Data entries:
## Start

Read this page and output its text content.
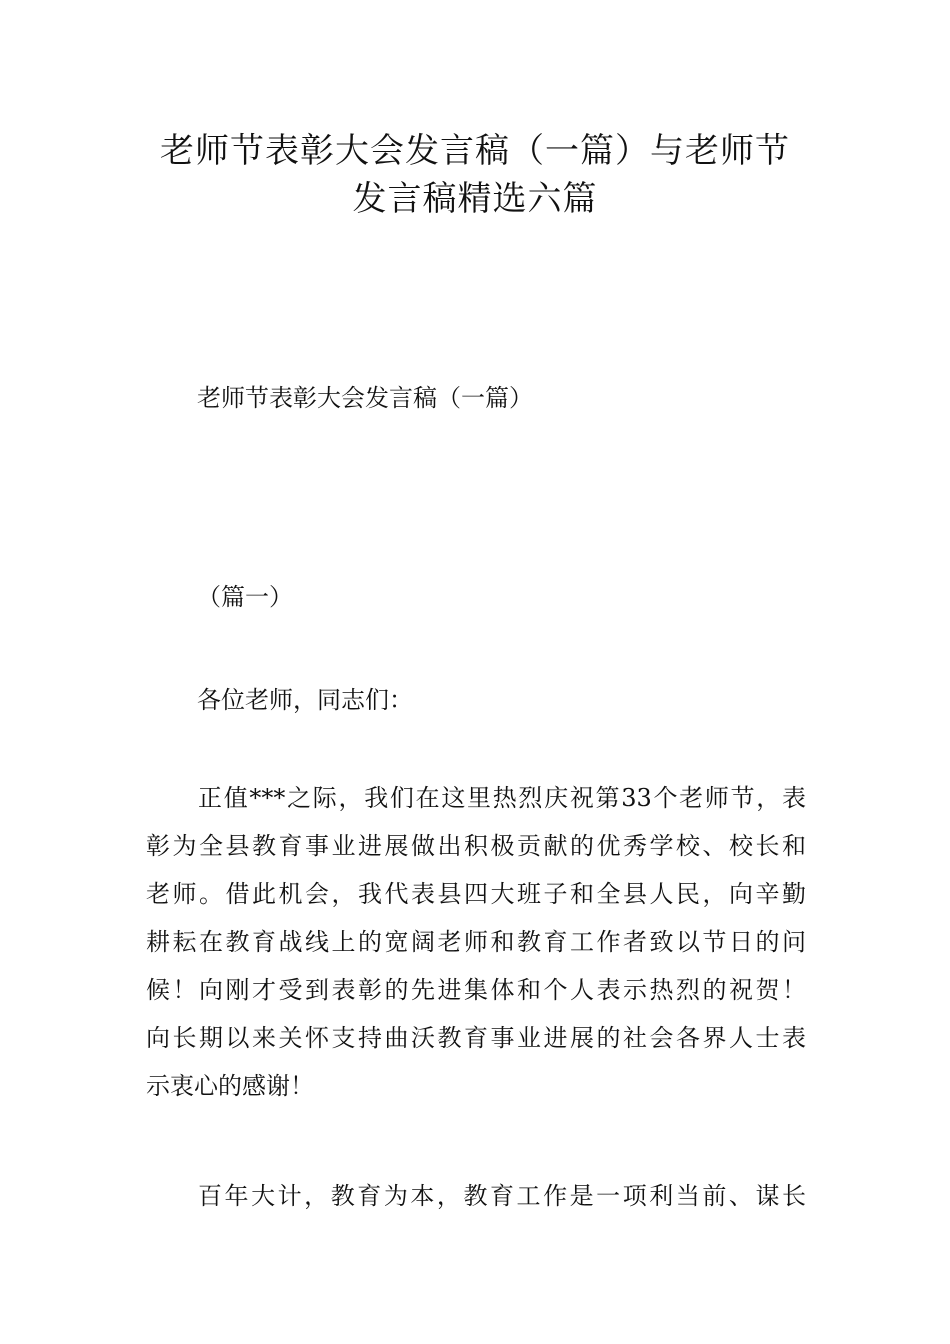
老师节表彰大会发言稿（一篇）与老师节
发言稿精选六篇
老师节表彰大会发言稿（一篇）
（篇一）
各位老师，同志们：
正值***之际，我们在这里热烈庆祝第33个老师节，表
彰为全县教育事业进展做出积极贡献的优秀学校、校长和
老师。借此机会，我代表县四大班子和全县人民，向辛勤
耕耘在教育战线上的宽阔老师和教育工作者致以节日的问
候！向刚才受到表彰的先进集体和个人表示热烈的祝贺！
向长期以来关怀支持曲沃教育事业进展的社会各界人士表
示衷心的感谢！
百年大计，教育为本，教育工作是一项利当前、谋长
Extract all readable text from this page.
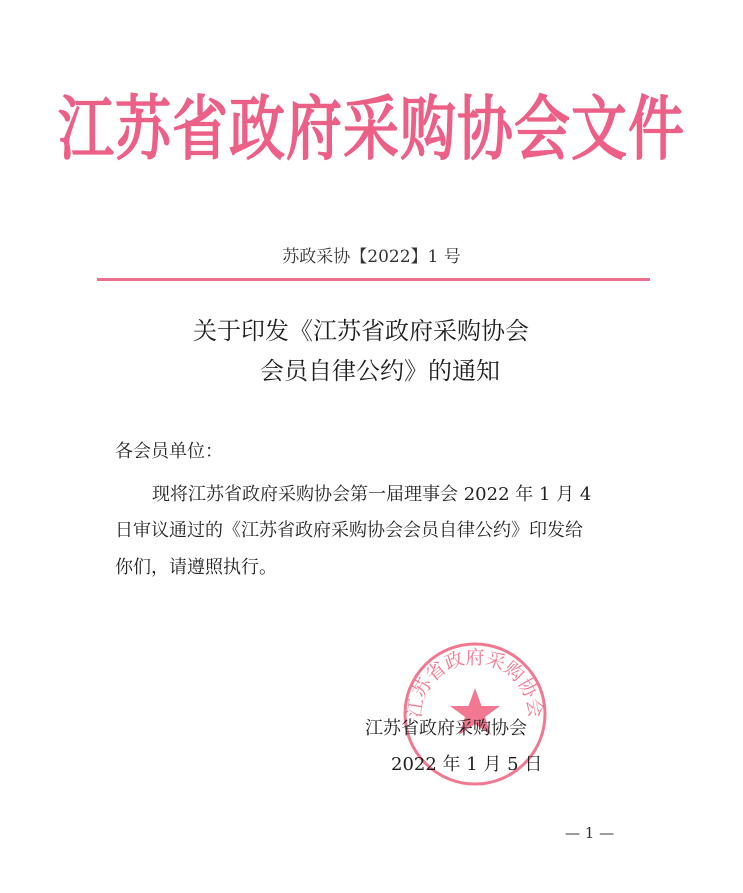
江苏省政府采购协会文件
苏政采协【2022】1 号
关于印发《江苏省政府采购协会
会员自律公约》的通知
各会员单位：
现将江苏省政府采购协会第一届理事会 2022 年 1 月 4
日审议通过的《江苏省政府采购协会会员自律公约》印发给
你们，请遵照执行。
江苏省政府采购协会
江苏省政府采购协会
2022 年 1 月 5 日
— 1 —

## End

■ WHAT YOU NEED TO DO ■
Only a number is wanted: how many lines of the material above hold "page"?

■ FINAL ANSWER ■
2